### What the task asks
The listing below should be printed exactly, every line of it. Skip the pictures.

### Dataset extract
-- BEGIN --
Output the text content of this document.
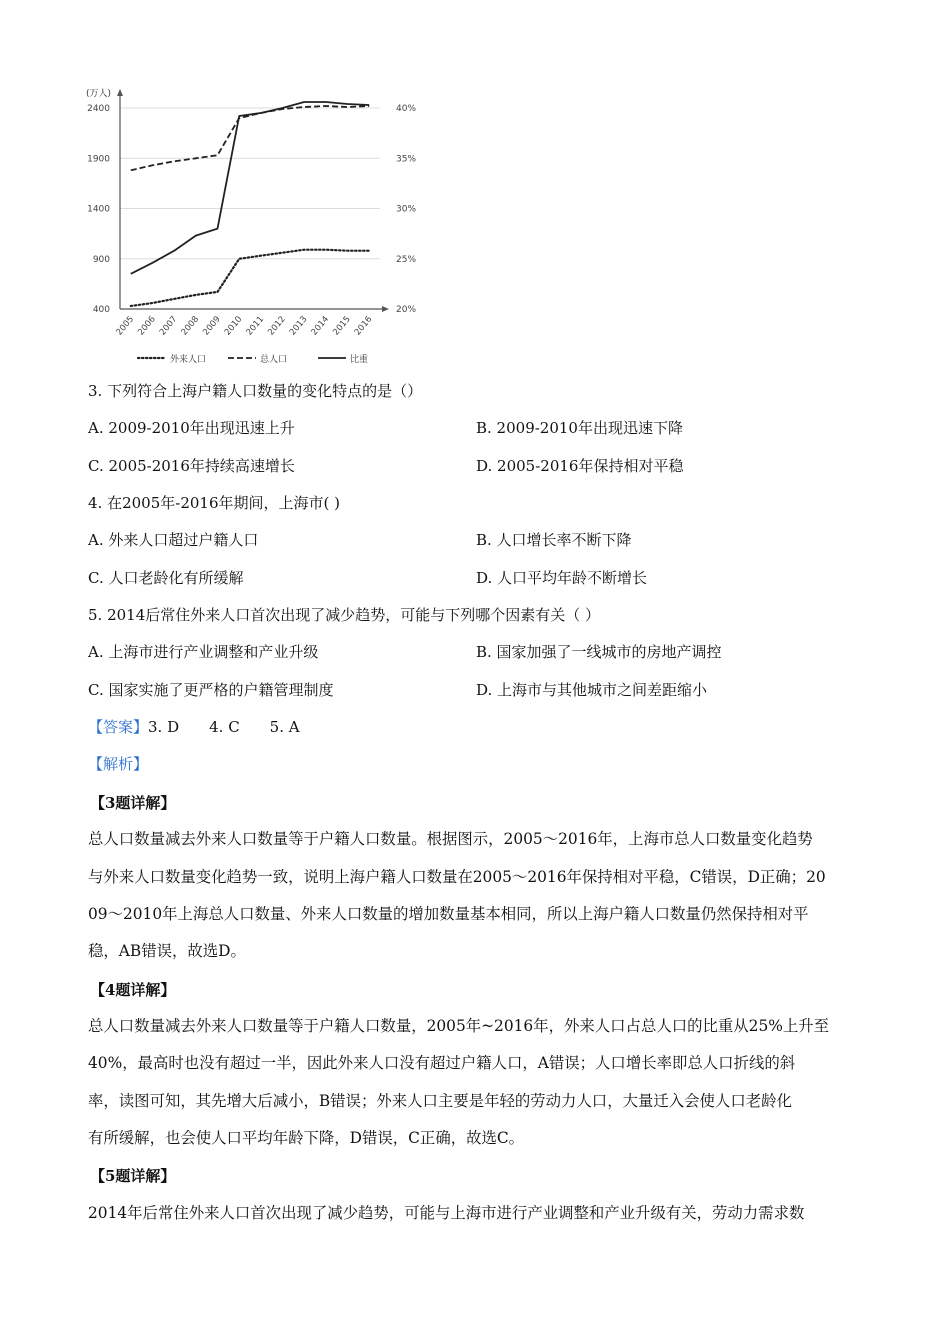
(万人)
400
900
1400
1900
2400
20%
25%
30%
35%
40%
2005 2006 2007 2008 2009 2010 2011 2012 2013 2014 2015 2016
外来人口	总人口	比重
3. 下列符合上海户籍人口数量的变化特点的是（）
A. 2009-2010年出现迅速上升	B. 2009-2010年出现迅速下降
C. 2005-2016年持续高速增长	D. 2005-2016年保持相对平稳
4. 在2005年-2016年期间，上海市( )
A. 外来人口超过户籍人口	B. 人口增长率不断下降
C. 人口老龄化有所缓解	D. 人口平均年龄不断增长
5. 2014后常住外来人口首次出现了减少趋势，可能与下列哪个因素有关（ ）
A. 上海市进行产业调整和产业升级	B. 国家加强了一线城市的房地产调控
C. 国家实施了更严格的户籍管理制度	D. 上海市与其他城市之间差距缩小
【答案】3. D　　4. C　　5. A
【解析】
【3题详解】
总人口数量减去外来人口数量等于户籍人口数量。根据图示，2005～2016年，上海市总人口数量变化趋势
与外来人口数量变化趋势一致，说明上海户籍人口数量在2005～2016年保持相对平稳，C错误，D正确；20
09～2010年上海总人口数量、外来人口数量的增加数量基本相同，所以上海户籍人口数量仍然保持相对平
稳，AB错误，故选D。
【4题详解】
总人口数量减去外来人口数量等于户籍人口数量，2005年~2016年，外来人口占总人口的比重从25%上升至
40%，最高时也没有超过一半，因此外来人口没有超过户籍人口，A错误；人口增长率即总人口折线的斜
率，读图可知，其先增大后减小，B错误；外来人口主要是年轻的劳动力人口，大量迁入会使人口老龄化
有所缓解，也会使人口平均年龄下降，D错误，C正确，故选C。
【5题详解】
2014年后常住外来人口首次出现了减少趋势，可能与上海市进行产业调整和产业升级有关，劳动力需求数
-- END --
### Exercise answer
Output the text content of this document.
(万人)
400
900
1400
1900
2400
20%
25%
30%
35%
40%
2005 2006 2007 2008 2009 2010 2011 2012 2013 2014 2015 2016
外来人口	总人口	比重
3. 下列符合上海户籍人口数量的变化特点的是（）
A. 2009-2010年出现迅速上升	B. 2009-2010年出现迅速下降
C. 2005-2016年持续高速增长	D. 2005-2016年保持相对平稳
4. 在2005年-2016年期间，上海市( )
A. 外来人口超过户籍人口	B. 人口增长率不断下降
C. 人口老龄化有所缓解	D. 人口平均年龄不断增长
5. 2014后常住外来人口首次出现了减少趋势，可能与下列哪个因素有关（ ）
A. 上海市进行产业调整和产业升级	B. 国家加强了一线城市的房地产调控
C. 国家实施了更严格的户籍管理制度	D. 上海市与其他城市之间差距缩小
【答案】3. D　　4. C　　5. A
【解析】
【3题详解】
总人口数量减去外来人口数量等于户籍人口数量。根据图示，2005～2016年，上海市总人口数量变化趋势
与外来人口数量变化趋势一致，说明上海户籍人口数量在2005～2016年保持相对平稳，C错误，D正确；20
09～2010年上海总人口数量、外来人口数量的增加数量基本相同，所以上海户籍人口数量仍然保持相对平
稳，AB错误，故选D。
【4题详解】
总人口数量减去外来人口数量等于户籍人口数量，2005年~2016年，外来人口占总人口的比重从25%上升至
40%，最高时也没有超过一半，因此外来人口没有超过户籍人口，A错误；人口增长率即总人口折线的斜
率，读图可知，其先增大后减小，B错误；外来人口主要是年轻的劳动力人口，大量迁入会使人口老龄化
有所缓解，也会使人口平均年龄下降，D错误，C正确，故选C。
【5题详解】
2014年后常住外来人口首次出现了减少趋势，可能与上海市进行产业调整和产业升级有关，劳动力需求数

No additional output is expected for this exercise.